Aim of the exercise –
From the line with "I need the location" up to and including the line with "scale-rows: A+ A B C bbox=[0, 57, 600, 410]", give the lines again with "Energieverbrauch" swapped for "Energiebedarf" and everything else left the same.

---------- Records provided ----------

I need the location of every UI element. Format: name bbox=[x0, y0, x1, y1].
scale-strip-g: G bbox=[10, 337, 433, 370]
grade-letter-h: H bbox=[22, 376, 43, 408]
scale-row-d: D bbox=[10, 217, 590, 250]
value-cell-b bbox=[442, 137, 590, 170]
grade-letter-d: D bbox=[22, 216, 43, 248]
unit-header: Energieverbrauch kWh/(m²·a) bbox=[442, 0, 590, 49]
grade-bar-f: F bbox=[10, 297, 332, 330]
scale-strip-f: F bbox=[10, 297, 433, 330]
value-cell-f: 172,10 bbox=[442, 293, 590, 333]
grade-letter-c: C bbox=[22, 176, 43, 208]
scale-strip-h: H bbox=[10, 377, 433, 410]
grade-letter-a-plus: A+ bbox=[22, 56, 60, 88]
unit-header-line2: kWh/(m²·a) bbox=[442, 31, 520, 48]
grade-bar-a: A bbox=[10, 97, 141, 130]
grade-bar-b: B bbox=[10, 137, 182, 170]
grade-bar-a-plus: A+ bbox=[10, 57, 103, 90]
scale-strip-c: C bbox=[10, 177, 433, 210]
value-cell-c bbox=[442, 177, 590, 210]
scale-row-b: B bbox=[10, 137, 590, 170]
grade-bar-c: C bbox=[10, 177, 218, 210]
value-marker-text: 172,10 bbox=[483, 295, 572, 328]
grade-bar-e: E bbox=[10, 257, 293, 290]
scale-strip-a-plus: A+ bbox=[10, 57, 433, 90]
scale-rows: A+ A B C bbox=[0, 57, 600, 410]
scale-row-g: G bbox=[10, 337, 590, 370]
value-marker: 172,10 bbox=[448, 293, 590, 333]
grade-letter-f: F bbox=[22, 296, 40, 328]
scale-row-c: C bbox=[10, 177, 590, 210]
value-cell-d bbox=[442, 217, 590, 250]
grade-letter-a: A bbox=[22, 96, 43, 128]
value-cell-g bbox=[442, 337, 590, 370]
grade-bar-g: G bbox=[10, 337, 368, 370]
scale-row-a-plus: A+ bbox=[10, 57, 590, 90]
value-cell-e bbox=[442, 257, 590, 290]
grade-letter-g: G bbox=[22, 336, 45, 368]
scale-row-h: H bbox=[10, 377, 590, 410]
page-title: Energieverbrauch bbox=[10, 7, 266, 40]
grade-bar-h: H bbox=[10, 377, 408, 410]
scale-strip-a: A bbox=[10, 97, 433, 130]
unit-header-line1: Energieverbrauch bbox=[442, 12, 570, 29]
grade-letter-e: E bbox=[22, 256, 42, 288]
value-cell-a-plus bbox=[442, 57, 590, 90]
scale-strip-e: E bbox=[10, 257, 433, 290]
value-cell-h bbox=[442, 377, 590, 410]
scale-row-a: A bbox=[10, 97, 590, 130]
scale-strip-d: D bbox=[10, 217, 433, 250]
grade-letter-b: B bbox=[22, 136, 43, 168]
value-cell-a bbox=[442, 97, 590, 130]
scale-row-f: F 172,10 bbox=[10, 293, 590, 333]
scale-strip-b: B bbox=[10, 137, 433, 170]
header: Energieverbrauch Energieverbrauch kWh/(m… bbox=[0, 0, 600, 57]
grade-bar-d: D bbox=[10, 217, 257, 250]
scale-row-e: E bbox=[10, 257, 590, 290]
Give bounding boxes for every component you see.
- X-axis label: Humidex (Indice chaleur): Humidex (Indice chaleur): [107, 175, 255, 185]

----------
---------- Records provided ----------

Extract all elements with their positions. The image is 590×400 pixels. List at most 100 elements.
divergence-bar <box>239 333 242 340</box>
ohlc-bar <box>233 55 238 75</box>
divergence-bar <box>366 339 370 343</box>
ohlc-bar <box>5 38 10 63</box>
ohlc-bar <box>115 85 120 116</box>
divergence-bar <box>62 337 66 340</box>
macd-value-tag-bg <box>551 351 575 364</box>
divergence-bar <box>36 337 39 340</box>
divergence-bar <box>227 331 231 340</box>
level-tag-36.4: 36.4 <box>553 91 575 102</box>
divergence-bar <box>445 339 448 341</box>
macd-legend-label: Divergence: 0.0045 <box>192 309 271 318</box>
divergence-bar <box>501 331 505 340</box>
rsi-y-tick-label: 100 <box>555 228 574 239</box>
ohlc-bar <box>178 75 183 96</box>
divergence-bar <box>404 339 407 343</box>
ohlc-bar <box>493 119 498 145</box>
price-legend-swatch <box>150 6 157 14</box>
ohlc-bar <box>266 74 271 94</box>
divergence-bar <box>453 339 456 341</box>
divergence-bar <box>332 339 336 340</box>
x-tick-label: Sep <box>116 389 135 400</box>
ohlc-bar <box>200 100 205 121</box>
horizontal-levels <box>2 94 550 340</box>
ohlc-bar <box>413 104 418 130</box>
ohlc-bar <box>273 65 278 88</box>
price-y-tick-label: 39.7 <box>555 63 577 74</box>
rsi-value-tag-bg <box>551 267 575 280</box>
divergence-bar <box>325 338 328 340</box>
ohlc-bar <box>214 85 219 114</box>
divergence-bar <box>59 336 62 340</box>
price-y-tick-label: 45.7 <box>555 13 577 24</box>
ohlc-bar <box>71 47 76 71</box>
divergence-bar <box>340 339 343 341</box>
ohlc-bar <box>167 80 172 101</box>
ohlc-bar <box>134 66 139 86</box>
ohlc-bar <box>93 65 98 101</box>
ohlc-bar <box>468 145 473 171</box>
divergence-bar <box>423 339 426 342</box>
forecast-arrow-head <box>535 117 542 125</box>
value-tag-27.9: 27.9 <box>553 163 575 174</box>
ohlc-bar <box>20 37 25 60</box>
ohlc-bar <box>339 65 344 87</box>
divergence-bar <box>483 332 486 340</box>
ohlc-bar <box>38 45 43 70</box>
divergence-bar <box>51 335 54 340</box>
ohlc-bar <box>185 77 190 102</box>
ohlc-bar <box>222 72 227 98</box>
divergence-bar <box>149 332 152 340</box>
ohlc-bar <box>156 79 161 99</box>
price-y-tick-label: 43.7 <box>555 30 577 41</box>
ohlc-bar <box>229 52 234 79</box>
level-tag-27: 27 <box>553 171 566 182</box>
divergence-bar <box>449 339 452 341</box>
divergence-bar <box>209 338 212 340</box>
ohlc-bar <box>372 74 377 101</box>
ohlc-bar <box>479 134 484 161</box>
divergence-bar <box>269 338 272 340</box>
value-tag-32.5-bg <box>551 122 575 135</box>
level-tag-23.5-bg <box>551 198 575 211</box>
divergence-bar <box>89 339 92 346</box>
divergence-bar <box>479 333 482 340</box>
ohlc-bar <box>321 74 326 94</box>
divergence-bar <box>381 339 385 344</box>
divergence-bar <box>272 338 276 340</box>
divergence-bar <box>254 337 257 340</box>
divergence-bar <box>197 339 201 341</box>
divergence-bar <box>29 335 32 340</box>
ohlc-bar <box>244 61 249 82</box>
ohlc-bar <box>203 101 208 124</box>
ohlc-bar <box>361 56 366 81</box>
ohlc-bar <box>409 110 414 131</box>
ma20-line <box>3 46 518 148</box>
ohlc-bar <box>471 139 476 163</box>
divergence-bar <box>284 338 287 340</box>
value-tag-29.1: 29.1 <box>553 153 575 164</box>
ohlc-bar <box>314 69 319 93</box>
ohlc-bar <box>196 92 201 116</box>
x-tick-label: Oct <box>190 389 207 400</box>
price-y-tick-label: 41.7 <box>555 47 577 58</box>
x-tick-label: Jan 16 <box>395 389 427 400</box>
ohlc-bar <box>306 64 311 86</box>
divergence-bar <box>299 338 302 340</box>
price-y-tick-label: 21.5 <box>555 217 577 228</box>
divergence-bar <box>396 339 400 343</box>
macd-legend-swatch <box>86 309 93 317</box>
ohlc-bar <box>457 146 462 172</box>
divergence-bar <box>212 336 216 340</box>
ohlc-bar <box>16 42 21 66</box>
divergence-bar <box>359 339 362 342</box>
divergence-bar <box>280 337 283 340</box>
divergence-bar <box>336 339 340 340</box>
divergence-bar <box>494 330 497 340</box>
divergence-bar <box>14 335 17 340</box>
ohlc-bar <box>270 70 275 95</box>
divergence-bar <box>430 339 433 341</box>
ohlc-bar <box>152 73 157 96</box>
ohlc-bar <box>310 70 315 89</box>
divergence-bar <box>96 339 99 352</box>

----------
---------- Records provided ----------

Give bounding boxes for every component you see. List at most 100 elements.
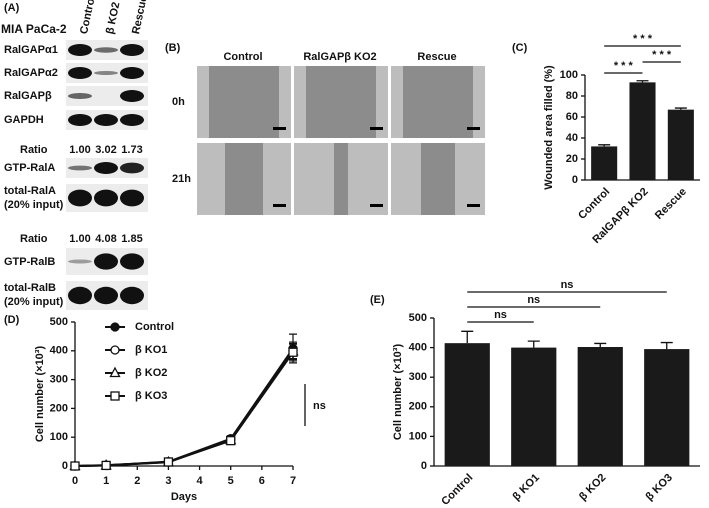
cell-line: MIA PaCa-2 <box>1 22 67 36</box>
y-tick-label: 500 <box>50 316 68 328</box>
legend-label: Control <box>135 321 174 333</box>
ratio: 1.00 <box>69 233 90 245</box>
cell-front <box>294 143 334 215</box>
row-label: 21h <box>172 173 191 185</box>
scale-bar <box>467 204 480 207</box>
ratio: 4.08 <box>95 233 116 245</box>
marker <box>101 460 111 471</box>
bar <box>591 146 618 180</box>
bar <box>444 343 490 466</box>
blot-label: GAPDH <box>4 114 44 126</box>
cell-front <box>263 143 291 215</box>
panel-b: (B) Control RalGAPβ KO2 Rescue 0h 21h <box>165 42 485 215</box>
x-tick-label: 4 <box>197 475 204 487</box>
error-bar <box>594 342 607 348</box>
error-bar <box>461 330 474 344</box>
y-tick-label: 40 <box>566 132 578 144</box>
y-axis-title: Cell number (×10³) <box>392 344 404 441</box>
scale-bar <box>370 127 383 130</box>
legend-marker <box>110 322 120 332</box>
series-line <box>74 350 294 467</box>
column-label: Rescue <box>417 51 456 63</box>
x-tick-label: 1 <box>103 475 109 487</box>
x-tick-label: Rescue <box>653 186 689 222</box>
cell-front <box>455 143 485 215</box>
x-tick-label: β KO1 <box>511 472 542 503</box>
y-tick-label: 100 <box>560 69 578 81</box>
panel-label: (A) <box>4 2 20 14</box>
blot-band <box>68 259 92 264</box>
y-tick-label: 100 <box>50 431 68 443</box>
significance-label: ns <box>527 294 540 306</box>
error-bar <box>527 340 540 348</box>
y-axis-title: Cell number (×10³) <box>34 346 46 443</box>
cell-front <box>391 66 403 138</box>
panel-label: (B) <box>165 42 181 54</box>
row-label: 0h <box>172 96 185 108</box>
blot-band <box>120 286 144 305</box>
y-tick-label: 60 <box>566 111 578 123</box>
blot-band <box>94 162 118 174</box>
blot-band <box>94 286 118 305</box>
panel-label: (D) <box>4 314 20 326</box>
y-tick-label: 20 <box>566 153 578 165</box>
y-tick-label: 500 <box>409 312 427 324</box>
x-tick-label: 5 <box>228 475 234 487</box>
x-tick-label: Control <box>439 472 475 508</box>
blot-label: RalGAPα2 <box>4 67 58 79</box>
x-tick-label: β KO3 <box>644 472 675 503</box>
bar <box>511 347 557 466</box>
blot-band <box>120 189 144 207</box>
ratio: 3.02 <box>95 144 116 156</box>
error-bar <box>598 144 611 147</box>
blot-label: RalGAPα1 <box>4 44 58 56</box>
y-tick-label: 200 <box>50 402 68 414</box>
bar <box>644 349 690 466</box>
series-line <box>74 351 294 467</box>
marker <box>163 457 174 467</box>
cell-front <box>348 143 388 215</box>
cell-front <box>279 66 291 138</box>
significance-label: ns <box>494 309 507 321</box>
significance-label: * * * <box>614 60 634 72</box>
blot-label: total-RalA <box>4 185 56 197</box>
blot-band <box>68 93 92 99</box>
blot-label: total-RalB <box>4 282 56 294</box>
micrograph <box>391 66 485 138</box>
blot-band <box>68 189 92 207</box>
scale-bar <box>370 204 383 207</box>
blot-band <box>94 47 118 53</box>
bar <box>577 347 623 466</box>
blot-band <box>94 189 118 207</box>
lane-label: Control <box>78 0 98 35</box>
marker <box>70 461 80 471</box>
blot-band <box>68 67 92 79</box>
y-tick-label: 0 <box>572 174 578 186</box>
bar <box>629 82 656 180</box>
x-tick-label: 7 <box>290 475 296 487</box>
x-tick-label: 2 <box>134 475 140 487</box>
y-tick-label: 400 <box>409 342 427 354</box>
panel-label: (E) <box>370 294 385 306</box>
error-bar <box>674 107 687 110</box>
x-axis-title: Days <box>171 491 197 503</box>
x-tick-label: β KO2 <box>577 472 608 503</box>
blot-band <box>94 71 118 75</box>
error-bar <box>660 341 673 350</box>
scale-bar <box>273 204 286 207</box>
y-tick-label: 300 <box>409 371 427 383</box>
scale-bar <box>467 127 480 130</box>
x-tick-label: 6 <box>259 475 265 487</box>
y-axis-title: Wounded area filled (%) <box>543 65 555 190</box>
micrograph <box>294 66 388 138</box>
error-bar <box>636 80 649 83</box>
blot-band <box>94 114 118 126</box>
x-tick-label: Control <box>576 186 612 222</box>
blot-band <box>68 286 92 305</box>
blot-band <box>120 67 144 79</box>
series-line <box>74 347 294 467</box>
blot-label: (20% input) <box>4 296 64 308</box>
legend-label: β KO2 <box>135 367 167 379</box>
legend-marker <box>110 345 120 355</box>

----------

Output of the task –
I need the location of every UI element. Format: name bbox=[x0, y0, x1, y1].
scale-strip-g: G bbox=[10, 337, 433, 370]
grade-letter-h: H bbox=[22, 376, 43, 408]
scale-row-d: D bbox=[10, 217, 590, 250]
value-cell-b bbox=[442, 137, 590, 170]
grade-letter-d: D bbox=[22, 216, 43, 248]
unit-header: Energiebedarf kWh/(m²·a) bbox=[442, 0, 590, 49]
grade-bar-f: F bbox=[10, 297, 332, 330]
scale-strip-f: F bbox=[10, 297, 433, 330]
value-cell-f: 172,10 bbox=[442, 293, 590, 333]
grade-letter-c: C bbox=[22, 176, 43, 208]
scale-strip-h: H bbox=[10, 377, 433, 410]
grade-letter-a-plus: A+ bbox=[22, 56, 60, 88]
unit-header-line2: kWh/(m²·a) bbox=[442, 31, 520, 48]
grade-bar-a: A bbox=[10, 97, 141, 130]
grade-bar-b: B bbox=[10, 137, 182, 170]
grade-bar-a-plus: A+ bbox=[10, 57, 103, 90]
scale-strip-c: C bbox=[10, 177, 433, 210]
value-cell-c bbox=[442, 177, 590, 210]
scale-row-b: B bbox=[10, 137, 590, 170]
grade-bar-c: C bbox=[10, 177, 218, 210]
value-marker-text: 172,10 bbox=[483, 295, 572, 328]
grade-bar-e: E bbox=[10, 257, 293, 290]
scale-strip-a-plus: A+ bbox=[10, 57, 433, 90]
scale-rows: A+ A B C bbox=[0, 57, 600, 410]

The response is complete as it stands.